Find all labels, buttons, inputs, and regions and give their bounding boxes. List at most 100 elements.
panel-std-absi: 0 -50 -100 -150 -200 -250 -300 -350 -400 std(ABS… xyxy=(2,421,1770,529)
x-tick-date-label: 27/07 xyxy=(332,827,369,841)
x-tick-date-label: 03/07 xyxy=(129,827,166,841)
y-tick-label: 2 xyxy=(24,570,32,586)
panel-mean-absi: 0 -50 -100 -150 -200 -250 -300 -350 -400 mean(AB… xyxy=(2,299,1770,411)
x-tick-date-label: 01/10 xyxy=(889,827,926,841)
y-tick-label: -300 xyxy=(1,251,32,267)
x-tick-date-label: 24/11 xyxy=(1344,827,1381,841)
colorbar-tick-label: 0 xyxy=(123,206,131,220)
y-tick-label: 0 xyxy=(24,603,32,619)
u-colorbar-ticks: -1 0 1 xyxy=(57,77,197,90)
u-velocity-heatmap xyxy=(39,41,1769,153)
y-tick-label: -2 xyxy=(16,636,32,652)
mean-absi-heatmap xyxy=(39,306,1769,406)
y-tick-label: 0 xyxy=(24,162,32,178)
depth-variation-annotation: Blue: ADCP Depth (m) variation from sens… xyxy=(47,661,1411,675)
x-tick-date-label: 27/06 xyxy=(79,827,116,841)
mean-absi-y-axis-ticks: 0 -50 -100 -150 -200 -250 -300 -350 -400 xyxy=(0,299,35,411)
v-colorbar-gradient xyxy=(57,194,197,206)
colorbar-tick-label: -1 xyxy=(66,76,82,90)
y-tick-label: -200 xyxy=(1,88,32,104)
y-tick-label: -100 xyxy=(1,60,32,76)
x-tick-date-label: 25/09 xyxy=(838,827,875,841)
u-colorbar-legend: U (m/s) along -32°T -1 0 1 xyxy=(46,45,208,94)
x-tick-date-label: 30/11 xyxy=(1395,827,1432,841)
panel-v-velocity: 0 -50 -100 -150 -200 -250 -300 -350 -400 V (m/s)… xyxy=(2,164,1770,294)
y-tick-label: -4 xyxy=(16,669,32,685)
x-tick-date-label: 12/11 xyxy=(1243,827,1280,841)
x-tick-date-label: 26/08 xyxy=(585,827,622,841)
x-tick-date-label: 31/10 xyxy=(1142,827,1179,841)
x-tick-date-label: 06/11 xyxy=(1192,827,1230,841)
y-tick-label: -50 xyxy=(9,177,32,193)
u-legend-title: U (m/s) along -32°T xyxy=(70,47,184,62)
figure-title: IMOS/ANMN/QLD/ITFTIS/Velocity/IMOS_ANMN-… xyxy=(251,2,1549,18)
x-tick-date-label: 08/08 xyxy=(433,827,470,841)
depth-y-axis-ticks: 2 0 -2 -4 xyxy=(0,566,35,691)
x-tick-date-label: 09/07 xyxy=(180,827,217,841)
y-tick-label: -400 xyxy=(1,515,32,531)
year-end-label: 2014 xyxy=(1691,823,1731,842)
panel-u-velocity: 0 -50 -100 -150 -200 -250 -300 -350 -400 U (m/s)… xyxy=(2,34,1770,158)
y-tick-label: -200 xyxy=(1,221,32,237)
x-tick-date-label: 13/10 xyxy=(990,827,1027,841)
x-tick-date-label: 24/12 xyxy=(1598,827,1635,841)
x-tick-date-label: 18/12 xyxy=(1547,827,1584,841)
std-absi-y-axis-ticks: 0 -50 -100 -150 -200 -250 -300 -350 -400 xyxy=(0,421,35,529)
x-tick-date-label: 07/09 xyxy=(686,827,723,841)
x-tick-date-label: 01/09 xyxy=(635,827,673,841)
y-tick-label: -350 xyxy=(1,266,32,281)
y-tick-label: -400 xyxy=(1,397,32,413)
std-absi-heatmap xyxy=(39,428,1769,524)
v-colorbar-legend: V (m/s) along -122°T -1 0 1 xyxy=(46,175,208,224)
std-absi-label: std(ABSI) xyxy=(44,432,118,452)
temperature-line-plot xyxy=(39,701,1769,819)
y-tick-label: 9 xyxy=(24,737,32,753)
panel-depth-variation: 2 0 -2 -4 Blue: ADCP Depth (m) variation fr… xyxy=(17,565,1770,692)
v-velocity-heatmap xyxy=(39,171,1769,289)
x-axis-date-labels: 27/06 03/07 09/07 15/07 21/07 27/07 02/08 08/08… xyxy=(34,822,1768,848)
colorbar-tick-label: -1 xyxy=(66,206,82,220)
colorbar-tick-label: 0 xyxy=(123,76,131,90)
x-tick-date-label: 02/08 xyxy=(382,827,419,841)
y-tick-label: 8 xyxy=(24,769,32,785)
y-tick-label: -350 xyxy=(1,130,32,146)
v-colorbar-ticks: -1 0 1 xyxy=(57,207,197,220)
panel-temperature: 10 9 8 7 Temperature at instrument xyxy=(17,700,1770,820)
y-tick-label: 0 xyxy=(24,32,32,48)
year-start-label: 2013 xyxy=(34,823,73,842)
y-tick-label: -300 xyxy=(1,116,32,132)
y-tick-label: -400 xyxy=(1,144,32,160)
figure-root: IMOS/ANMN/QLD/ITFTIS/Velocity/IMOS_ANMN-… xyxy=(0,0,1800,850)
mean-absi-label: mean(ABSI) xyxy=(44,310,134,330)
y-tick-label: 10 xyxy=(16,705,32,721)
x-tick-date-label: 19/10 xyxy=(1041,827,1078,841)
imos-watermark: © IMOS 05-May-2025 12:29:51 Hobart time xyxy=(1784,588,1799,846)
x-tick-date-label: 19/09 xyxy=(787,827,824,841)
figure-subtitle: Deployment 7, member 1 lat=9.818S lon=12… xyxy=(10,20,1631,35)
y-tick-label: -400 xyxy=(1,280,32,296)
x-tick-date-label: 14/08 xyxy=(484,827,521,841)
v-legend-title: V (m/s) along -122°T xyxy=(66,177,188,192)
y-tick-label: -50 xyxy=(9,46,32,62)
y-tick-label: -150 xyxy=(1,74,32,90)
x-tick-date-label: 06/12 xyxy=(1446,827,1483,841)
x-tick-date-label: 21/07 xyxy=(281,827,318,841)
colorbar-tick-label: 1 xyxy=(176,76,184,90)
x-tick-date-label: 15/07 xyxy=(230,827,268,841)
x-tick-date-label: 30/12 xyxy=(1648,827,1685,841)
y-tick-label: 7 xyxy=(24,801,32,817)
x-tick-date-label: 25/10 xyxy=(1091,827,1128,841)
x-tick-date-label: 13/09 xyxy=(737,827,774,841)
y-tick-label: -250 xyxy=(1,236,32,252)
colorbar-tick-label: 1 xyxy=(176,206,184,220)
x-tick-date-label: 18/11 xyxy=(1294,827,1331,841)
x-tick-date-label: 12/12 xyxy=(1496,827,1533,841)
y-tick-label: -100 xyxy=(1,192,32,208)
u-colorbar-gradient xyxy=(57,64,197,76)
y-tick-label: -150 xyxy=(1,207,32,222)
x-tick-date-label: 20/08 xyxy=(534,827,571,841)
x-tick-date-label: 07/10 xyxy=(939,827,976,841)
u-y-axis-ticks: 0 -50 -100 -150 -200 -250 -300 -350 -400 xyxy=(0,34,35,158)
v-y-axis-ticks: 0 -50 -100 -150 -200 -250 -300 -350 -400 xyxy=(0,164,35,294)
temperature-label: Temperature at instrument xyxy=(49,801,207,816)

* * * * * * *

## Work to be completed
Reproduce the items above, substituting "date-axis-label" for each occurrence of "x-tick-date-label" and leaving everything else as it is.

## Solution to this exercise
Find all labels, buttons, inputs, and regions and give their bounding boxes. List at most 100 elements.
panel-std-absi: 0 -50 -100 -150 -200 -250 -300 -350 -400 std(ABS… xyxy=(2,421,1770,529)
date-axis-label: 27/07 xyxy=(332,827,369,841)
date-axis-label: 03/07 xyxy=(129,827,166,841)
y-tick-label: 2 xyxy=(24,570,32,586)
panel-mean-absi: 0 -50 -100 -150 -200 -250 -300 -350 -400 mean(AB… xyxy=(2,299,1770,411)
date-axis-label: 01/10 xyxy=(889,827,926,841)
y-tick-label: -300 xyxy=(1,251,32,267)
date-axis-label: 24/11 xyxy=(1344,827,1381,841)
colorbar-tick-label: 0 xyxy=(123,206,131,220)
y-tick-label: 0 xyxy=(24,603,32,619)
u-colorbar-ticks: -1 0 1 xyxy=(57,77,197,90)
u-velocity-heatmap xyxy=(39,41,1769,153)
y-tick-label: -2 xyxy=(16,636,32,652)
mean-absi-heatmap xyxy=(39,306,1769,406)
y-tick-label: 0 xyxy=(24,162,32,178)
depth-variation-annotation: Blue: ADCP Depth (m) variation from sens… xyxy=(47,661,1411,675)
date-axis-label: 27/06 xyxy=(79,827,116,841)
mean-absi-y-axis-ticks: 0 -50 -100 -150 -200 -250 -300 -350 -400 xyxy=(0,299,35,411)
v-colorbar-gradient xyxy=(57,194,197,206)
colorbar-tick-label: -1 xyxy=(66,76,82,90)
y-tick-label: -200 xyxy=(1,88,32,104)
y-tick-label: -100 xyxy=(1,60,32,76)
date-axis-label: 25/09 xyxy=(838,827,875,841)
u-colorbar-legend: U (m/s) along -32°T -1 0 1 xyxy=(46,45,208,94)
date-axis-label: 30/11 xyxy=(1395,827,1432,841)
panel-v-velocity: 0 -50 -100 -150 -200 -250 -300 -350 -400 V (m/s)… xyxy=(2,164,1770,294)
y-tick-label: -4 xyxy=(16,669,32,685)
date-axis-label: 12/11 xyxy=(1243,827,1280,841)
date-axis-label: 26/08 xyxy=(585,827,622,841)
date-axis-label: 31/10 xyxy=(1142,827,1179,841)
date-axis-label: 06/11 xyxy=(1192,827,1230,841)
y-tick-label: -50 xyxy=(9,177,32,193)
u-legend-title: U (m/s) along -32°T xyxy=(70,47,184,62)
figure-title: IMOS/ANMN/QLD/ITFTIS/Velocity/IMOS_ANMN-… xyxy=(251,2,1549,18)
date-axis-label: 08/08 xyxy=(433,827,470,841)
depth-y-axis-ticks: 2 0 -2 -4 xyxy=(0,566,35,691)
date-axis-label: 09/07 xyxy=(180,827,217,841)
y-tick-label: -400 xyxy=(1,515,32,531)
year-end-label: 2014 xyxy=(1691,823,1731,842)
panel-u-velocity: 0 -50 -100 -150 -200 -250 -300 -350 -400 U (m/s)… xyxy=(2,34,1770,158)
y-tick-label: -200 xyxy=(1,221,32,237)
date-axis-label: 13/10 xyxy=(990,827,1027,841)
date-axis-label: 24/12 xyxy=(1598,827,1635,841)
date-axis-label: 18/12 xyxy=(1547,827,1584,841)
std-absi-y-axis-ticks: 0 -50 -100 -150 -200 -250 -300 -350 -400 xyxy=(0,421,35,529)
date-axis-label: 07/09 xyxy=(686,827,723,841)
date-axis-label: 01/09 xyxy=(635,827,673,841)
y-tick-label: -350 xyxy=(1,266,32,281)
y-tick-label: -400 xyxy=(1,397,32,413)
std-absi-heatmap xyxy=(39,428,1769,524)
v-colorbar-legend: V (m/s) along -122°T -1 0 1 xyxy=(46,175,208,224)
std-absi-label: std(ABSI) xyxy=(44,432,118,452)
temperature-line-plot xyxy=(39,701,1769,819)
y-tick-label: 9 xyxy=(24,737,32,753)
panel-depth-variation: 2 0 -2 -4 Blue: ADCP Depth (m) variation fr… xyxy=(17,565,1770,692)
v-velocity-heatmap xyxy=(39,171,1769,289)
x-axis-date-labels: 27/06 03/07 09/07 15/07 21/07 27/07 02/08 08/08… xyxy=(34,822,1768,848)
colorbar-tick-label: -1 xyxy=(66,206,82,220)
colorbar-tick-label: 0 xyxy=(123,76,131,90)
date-axis-label: 02/08 xyxy=(382,827,419,841)
y-tick-label: 8 xyxy=(24,769,32,785)
y-tick-label: -350 xyxy=(1,130,32,146)
v-colorbar-ticks: -1 0 1 xyxy=(57,207,197,220)
panel-temperature: 10 9 8 7 Temperature at instrument xyxy=(17,700,1770,820)
y-tick-label: 0 xyxy=(24,32,32,48)
year-start-label: 2013 xyxy=(34,823,73,842)
y-tick-label: -300 xyxy=(1,116,32,132)
y-tick-label: -400 xyxy=(1,144,32,160)
figure-root: IMOS/ANMN/QLD/ITFTIS/Velocity/IMOS_ANMN-… xyxy=(0,0,1800,850)
mean-absi-label: mean(ABSI) xyxy=(44,310,134,330)
y-tick-label: 10 xyxy=(16,705,32,721)
date-axis-label: 19/10 xyxy=(1041,827,1078,841)
imos-watermark: © IMOS 05-May-2025 12:29:51 Hobart time xyxy=(1784,588,1799,846)
date-axis-label: 19/09 xyxy=(787,827,824,841)
figure-subtitle: Deployment 7, member 1 lat=9.818S lon=12… xyxy=(10,20,1631,35)
y-tick-label: -400 xyxy=(1,280,32,296)
date-axis-label: 14/08 xyxy=(484,827,521,841)
v-legend-title: V (m/s) along -122°T xyxy=(66,177,188,192)
y-tick-label: -50 xyxy=(9,46,32,62)
y-tick-label: -150 xyxy=(1,74,32,90)
date-axis-label: 06/12 xyxy=(1446,827,1483,841)
date-axis-label: 21/07 xyxy=(281,827,318,841)
colorbar-tick-label: 1 xyxy=(176,76,184,90)
date-axis-label: 15/07 xyxy=(230,827,268,841)
date-axis-label: 30/12 xyxy=(1648,827,1685,841)
y-tick-label: 7 xyxy=(24,801,32,817)
date-axis-label: 25/10 xyxy=(1091,827,1128,841)
date-axis-label: 13/09 xyxy=(737,827,774,841)
y-tick-label: -250 xyxy=(1,236,32,252)
colorbar-tick-label: 1 xyxy=(176,206,184,220)
date-axis-label: 18/11 xyxy=(1294,827,1331,841)
date-axis-label: 12/12 xyxy=(1496,827,1533,841)
y-tick-label: -100 xyxy=(1,192,32,208)
u-colorbar-gradient xyxy=(57,64,197,76)
y-tick-label: -150 xyxy=(1,207,32,222)
date-axis-label: 20/08 xyxy=(534,827,571,841)
date-axis-label: 07/10 xyxy=(939,827,976,841)
u-y-axis-ticks: 0 -50 -100 -150 -200 -250 -300 -350 -400 xyxy=(0,34,35,158)
v-y-axis-ticks: 0 -50 -100 -150 -200 -250 -300 -350 -400 xyxy=(0,164,35,294)
temperature-label: Temperature at instrument xyxy=(49,801,207,816)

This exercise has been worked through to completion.